→ **WHAT TO DO**
Your task is to give the number of lines in the listing that include "object", and nothing else.

(Stored data entries)
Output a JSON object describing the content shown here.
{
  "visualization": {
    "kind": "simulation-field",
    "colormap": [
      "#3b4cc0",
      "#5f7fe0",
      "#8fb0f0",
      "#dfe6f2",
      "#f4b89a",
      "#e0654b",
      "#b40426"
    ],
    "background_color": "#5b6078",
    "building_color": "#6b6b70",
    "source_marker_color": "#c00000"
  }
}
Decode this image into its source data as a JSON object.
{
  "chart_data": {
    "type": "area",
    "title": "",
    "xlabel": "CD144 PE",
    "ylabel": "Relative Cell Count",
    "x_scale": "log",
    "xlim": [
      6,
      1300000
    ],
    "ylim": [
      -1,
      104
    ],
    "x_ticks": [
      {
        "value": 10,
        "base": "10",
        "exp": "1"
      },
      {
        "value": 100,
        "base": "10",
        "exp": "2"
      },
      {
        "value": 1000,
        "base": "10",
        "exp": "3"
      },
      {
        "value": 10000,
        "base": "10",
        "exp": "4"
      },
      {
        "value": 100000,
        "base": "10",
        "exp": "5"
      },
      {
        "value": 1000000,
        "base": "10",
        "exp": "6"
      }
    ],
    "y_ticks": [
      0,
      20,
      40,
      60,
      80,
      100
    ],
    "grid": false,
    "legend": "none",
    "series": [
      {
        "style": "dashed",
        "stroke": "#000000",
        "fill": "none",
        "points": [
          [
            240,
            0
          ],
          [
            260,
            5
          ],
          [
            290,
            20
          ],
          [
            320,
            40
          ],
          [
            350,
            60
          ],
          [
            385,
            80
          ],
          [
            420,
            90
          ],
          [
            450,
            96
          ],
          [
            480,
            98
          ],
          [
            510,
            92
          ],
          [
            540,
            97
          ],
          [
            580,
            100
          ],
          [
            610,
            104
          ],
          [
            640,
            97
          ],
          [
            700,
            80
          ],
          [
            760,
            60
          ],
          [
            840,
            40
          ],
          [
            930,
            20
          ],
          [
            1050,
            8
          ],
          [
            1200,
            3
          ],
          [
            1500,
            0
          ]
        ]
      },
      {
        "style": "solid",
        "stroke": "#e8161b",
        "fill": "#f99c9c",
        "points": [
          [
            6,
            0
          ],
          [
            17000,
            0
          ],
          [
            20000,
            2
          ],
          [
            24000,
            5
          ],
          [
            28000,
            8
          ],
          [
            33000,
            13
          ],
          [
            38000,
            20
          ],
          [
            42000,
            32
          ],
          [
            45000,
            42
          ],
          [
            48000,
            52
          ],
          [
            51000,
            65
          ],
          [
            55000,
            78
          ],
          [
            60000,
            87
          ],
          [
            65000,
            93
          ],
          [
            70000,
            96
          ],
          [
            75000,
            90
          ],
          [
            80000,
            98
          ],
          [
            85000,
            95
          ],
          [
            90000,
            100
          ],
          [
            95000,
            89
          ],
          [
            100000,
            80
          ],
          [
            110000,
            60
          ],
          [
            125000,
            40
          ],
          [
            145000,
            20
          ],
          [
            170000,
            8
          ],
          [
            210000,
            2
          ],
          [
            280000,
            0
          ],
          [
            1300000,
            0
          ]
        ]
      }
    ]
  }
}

→ **COMPLETED TASK**
2